WORK TO BE COMPLETED -
Find the lines holding "آدمی" and copy them.
[START MATERIAL PROVIDED]
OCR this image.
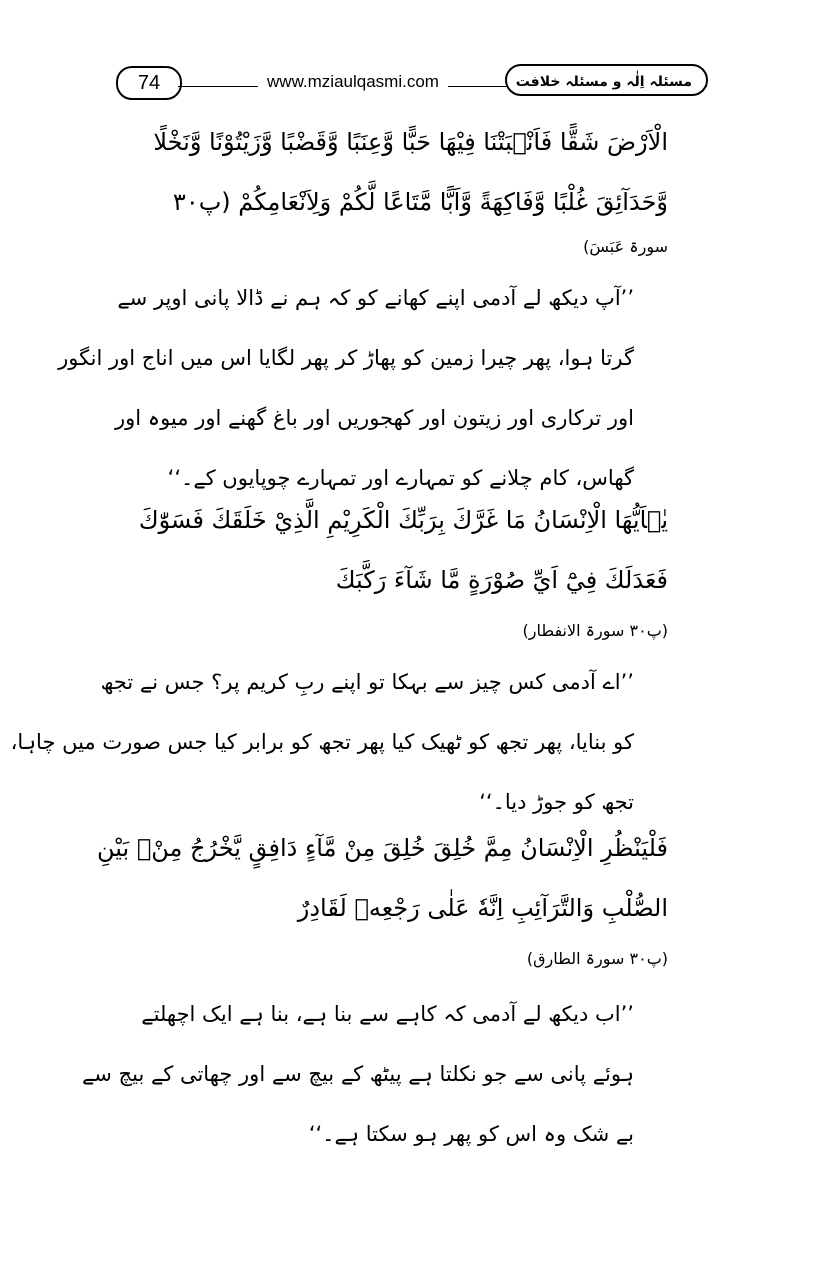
74	www.mziaulqasmi.com	مسئلہ اِلٰہ و مسئلہ خلافت
الْاَرْضَ شَقًّا فَاَنْۢبَتْنَا فِيْهَا حَبًّا وَّعِنَبًا وَّقَضْبًا وَّزَيْتُوْنًا وَّنَخْلًا
وَّحَدَآئِقَ غُلْبًا وَّفَاكِهَةً وَّاَبًّا مَّتَاعًا لَّكُمْ وَلِاَنْعَامِكُمْ (پ۳۰
سورۃ عَبَسَ)
’’آپ دیکھ لے آدمی اپنے کھانے کو کہ ہم نے ڈالا پانی اوپر سے
گرتا ہوا، پھر چیرا زمین کو پھاڑ کر پھر لگایا اس میں اناج اور انگور
اور ترکاری اور زیتون اور کھجوریں اور باغ گھنے اور میوہ اور
گھاس، کام چلانے کو تمہارے اور تمہارے چوپایوں کے۔‘‘
يٰۤاَيُّهَا الْاِنْسَانُ مَا غَرَّكَ بِرَبِّكَ الْكَرِيْمِ الَّذِيْ خَلَقَكَ فَسَوّٰكَ
فَعَدَلَكَ فِيْٓ اَيِّ صُوْرَةٍ مَّا شَآءَ رَكَّبَكَ
(پ۳۰ سورۃ الانفطار)
’’اے آدمی کس چیز سے بہکا تو اپنے ربِ کریم پر؟ جس نے تجھ
کو بنایا، پھر تجھ کو ٹھیک کیا پھر تجھ کو برابر کیا جس صورت میں چاہا،
تجھ کو جوڑ دیا۔‘‘
فَلْيَنْظُرِ الْاِنْسَانُ مِمَّ خُلِقَ خُلِقَ مِنْ مَّآءٍ دَافِقٍ يَّخْرُجُ مِنْۢ بَيْنِ
الصُّلْبِ وَالتَّرَآئِبِ اِنَّهٗ عَلٰى رَجْعِهٖ لَقَادِرٌ
(پ۳۰ سورۃ الطارق)
’’اب دیکھ لے آدمی کہ کاہے سے بنا ہے، بنا ہے ایک اچھلتے
ہوئے پانی سے جو نکلتا ہے پیٹھ کے بیچ سے اور چھاتی کے بیچ سے
بے شک وہ اس کو پھر ہو سکتا ہے۔‘‘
[END MATERIAL PROVIDED]
THE REPLY -
’’آپ دیکھ لے آدمی اپنے کھانے کو کہ ہم نے ڈالا پانی اوپر سے
’’اے آدمی کس چیز سے بہکا تو اپنے ربِ کریم پر؟ جس نے تجھ
’’اب دیکھ لے آدمی کہ کاہے سے بنا ہے، بنا ہے ایک اچھلتے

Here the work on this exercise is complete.